# WHAT IS BEING ASKED
Give the data below again exactly as written, without its pictures.

.....

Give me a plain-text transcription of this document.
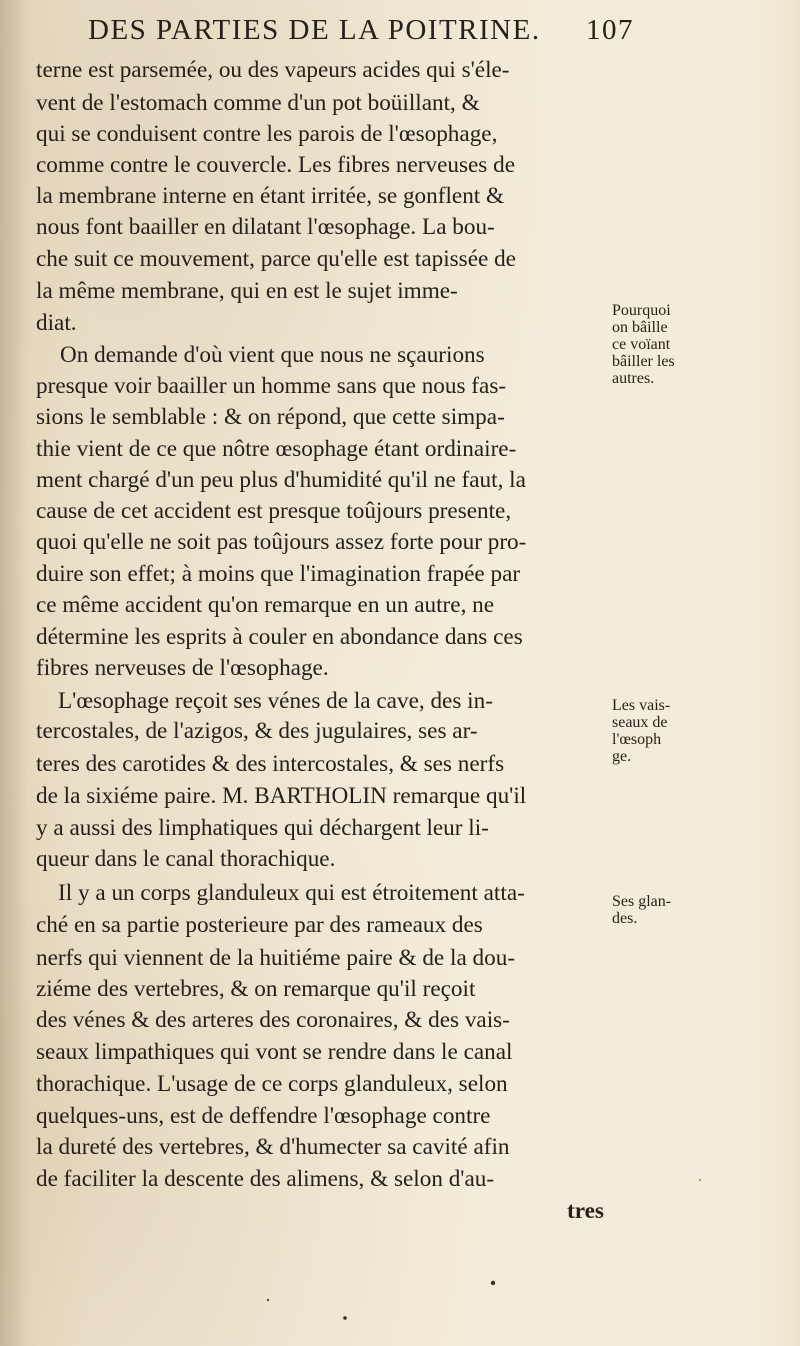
DES PARTIES DE LA POITRINE. 107
terne est parsemée, ou des vapeurs acides qui s'éle-
vent de l'estomach comme d'un pot boüillant, &
qui se conduisent contre les parois de l'œsophage,
comme contre le couvercle. Les fibres nerveuses de
la membrane interne en étant irritée, se gonflent &
nous font baailler en dilatant l'œsophage. La bou-
che suit ce mouvement, parce qu'elle est tapissée de
la même membrane, qui en est le sujet imme-
diat.
On demande d'où vient que nous ne sçaurions
presque voir baailler un homme sans que nous fas-
sions le semblable : & on répond, que cette simpa-
thie vient de ce que nôtre œsophage étant ordinaire-
ment chargé d'un peu plus d'humidité qu'il ne faut, la
cause de cet accident est presque toûjours presente,
quoi qu'elle ne soit pas toûjours assez forte pour pro-
duire son effet; à moins que l'imagination frapée par
ce même accident qu'on remarque en un autre, ne
détermine les esprits à couler en abondance dans ces
fibres nerveuses de l'œsophage.
L'œsophage reçoit ses vénes de la cave, des in-
tercostales, de l'azigos, & des jugulaires, ses ar-
teres des carotides & des intercostales, & ses nerfs
de la sixiéme paire. M. BARTHOLIN remarque qu'il
y a aussi des limphatiques qui déchargent leur li-
queur dans le canal thorachique.
Il y a un corps glanduleux qui est étroitement atta-
ché en sa partie posterieure par des rameaux des
nerfs qui viennent de la huitiéme paire & de la dou-
ziéme des vertebres, & on remarque qu'il reçoit
des vénes & des arteres des coronaires, & des vais-
seaux limpathiques qui vont se rendre dans le canal
thorachique. L'usage de ce corps glanduleux, selon
quelques-uns, est de deffendre l'œsophage contre
la dureté des vertebres, & d'humecter sa cavité afin
de faciliter la descente des alimens, & selon d'au-
tres
Pourquoi
on bâille
ce voïant
bâiller les
autres.
Les vais-
seaux de
l'œsoph
ge.
Ses glan-
des.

.....

# PROBLEM SOLUTION
Give me a plain-text transcription of this document.
DES PARTIES DE LA POITRINE. 107
terne est parsemée, ou des vapeurs acides qui s'éle-
vent de l'estomach comme d'un pot boüillant, &
qui se conduisent contre les parois de l'œsophage,
comme contre le couvercle. Les fibres nerveuses de
la membrane interne en étant irritée, se gonflent &
nous font baailler en dilatant l'œsophage. La bou-
che suit ce mouvement, parce qu'elle est tapissée de
la même membrane, qui en est le sujet imme-
diat.
On demande d'où vient que nous ne sçaurions
presque voir baailler un homme sans que nous fas-
sions le semblable : & on répond, que cette simpa-
thie vient de ce que nôtre œsophage étant ordinaire-
ment chargé d'un peu plus d'humidité qu'il ne faut, la
cause de cet accident est presque toûjours presente,
quoi qu'elle ne soit pas toûjours assez forte pour pro-
duire son effet; à moins que l'imagination frapée par
ce même accident qu'on remarque en un autre, ne
détermine les esprits à couler en abondance dans ces
fibres nerveuses de l'œsophage.
L'œsophage reçoit ses vénes de la cave, des in-
tercostales, de l'azigos, & des jugulaires, ses ar-
teres des carotides & des intercostales, & ses nerfs
de la sixiéme paire. M. BARTHOLIN remarque qu'il
y a aussi des limphatiques qui déchargent leur li-
queur dans le canal thorachique.
Il y a un corps glanduleux qui est étroitement atta-
ché en sa partie posterieure par des rameaux des
nerfs qui viennent de la huitiéme paire & de la dou-
ziéme des vertebres, & on remarque qu'il reçoit
des vénes & des arteres des coronaires, & des vais-
seaux limpathiques qui vont se rendre dans le canal
thorachique. L'usage de ce corps glanduleux, selon
quelques-uns, est de deffendre l'œsophage contre
la dureté des vertebres, & d'humecter sa cavité afin
de faciliter la descente des alimens, & selon d'au-
tres
Pourquoi
on bâille
ce voïant
bâiller les
autres.
Les vais-
seaux de
l'œsoph
ge.
Ses glan-
des.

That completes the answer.